* [AIM OF THE EXERCISE] Produce a verbatim copy of the entries listed below.

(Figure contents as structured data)
=-=-=

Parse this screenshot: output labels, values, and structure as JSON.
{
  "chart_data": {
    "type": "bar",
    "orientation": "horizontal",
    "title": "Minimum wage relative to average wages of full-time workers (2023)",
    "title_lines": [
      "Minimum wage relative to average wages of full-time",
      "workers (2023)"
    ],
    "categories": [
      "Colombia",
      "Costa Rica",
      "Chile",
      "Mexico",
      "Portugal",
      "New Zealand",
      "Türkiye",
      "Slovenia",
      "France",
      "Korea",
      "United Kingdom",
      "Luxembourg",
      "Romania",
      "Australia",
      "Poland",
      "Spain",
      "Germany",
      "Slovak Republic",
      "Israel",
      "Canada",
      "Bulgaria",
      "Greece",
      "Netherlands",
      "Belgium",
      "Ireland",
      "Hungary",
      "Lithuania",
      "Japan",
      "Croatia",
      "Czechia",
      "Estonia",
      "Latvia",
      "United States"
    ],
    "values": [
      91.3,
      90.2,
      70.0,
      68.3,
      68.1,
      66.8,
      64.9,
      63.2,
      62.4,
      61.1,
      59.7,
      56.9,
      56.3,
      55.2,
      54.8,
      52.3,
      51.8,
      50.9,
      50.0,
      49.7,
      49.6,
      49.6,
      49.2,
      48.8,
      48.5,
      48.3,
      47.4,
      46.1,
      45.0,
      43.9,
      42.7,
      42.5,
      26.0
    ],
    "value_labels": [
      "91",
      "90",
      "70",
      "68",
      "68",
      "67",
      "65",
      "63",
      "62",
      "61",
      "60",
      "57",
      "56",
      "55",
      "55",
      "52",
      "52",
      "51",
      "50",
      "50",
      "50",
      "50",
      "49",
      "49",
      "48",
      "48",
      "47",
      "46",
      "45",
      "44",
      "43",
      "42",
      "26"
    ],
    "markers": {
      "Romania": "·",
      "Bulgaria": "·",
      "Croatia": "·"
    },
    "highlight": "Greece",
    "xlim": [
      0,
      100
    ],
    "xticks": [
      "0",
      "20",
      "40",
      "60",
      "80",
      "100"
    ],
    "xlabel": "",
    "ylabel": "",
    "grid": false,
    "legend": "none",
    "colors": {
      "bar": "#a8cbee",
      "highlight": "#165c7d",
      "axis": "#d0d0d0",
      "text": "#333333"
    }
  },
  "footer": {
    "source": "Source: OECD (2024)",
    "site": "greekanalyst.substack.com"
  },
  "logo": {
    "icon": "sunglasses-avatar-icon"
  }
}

=-=-=

* [SOLUTION TO THIS PROBLEM]
Parse this screenshot: output labels, values, and structure as JSON.
{
  "chart_data": {
    "type": "bar",
    "orientation": "horizontal",
    "title": "Minimum wage relative to average wages of full-time workers (2023)",
    "title_lines": [
      "Minimum wage relative to average wages of full-time",
      "workers (2023)"
    ],
    "categories": [
      "Colombia",
      "Costa Rica",
      "Chile",
      "Mexico",
      "Portugal",
      "New Zealand",
      "Türkiye",
      "Slovenia",
      "France",
      "Korea",
      "United Kingdom",
      "Luxembourg",
      "Romania",
      "Australia",
      "Poland",
      "Spain",
      "Germany",
      "Slovak Republic",
      "Israel",
      "Canada",
      "Bulgaria",
      "Greece",
      "Netherlands",
      "Belgium",
      "Ireland",
      "Hungary",
      "Lithuania",
      "Japan",
      "Croatia",
      "Czechia",
      "Estonia",
      "Latvia",
      "United States"
    ],
    "values": [
      91.3,
      90.2,
      70.0,
      68.3,
      68.1,
      66.8,
      64.9,
      63.2,
      62.4,
      61.1,
      59.7,
      56.9,
      56.3,
      55.2,
      54.8,
      52.3,
      51.8,
      50.9,
      50.0,
      49.7,
      49.6,
      49.6,
      49.2,
      48.8,
      48.5,
      48.3,
      47.4,
      46.1,
      45.0,
      43.9,
      42.7,
      42.5,
      26.0
    ],
    "value_labels": [
      "91",
      "90",
      "70",
      "68",
      "68",
      "67",
      "65",
      "63",
      "62",
      "61",
      "60",
      "57",
      "56",
      "55",
      "55",
      "52",
      "52",
      "51",
      "50",
      "50",
      "50",
      "50",
      "49",
      "49",
      "48",
      "48",
      "47",
      "46",
      "45",
      "44",
      "43",
      "42",
      "26"
    ],
    "markers": {
      "Romania": "·",
      "Bulgaria": "·",
      "Croatia": "·"
    },
    "highlight": "Greece",
    "xlim": [
      0,
      100
    ],
    "xticks": [
      "0",
      "20",
      "40",
      "60",
      "80",
      "100"
    ],
    "xlabel": "",
    "ylabel": "",
    "grid": false,
    "legend": "none",
    "colors": {
      "bar": "#a8cbee",
      "highlight": "#165c7d",
      "axis": "#d0d0d0",
      "text": "#333333"
    }
  },
  "footer": {
    "source": "Source: OECD (2024)",
    "site": "greekanalyst.substack.com"
  },
  "logo": {
    "icon": "sunglasses-avatar-icon"
  }
}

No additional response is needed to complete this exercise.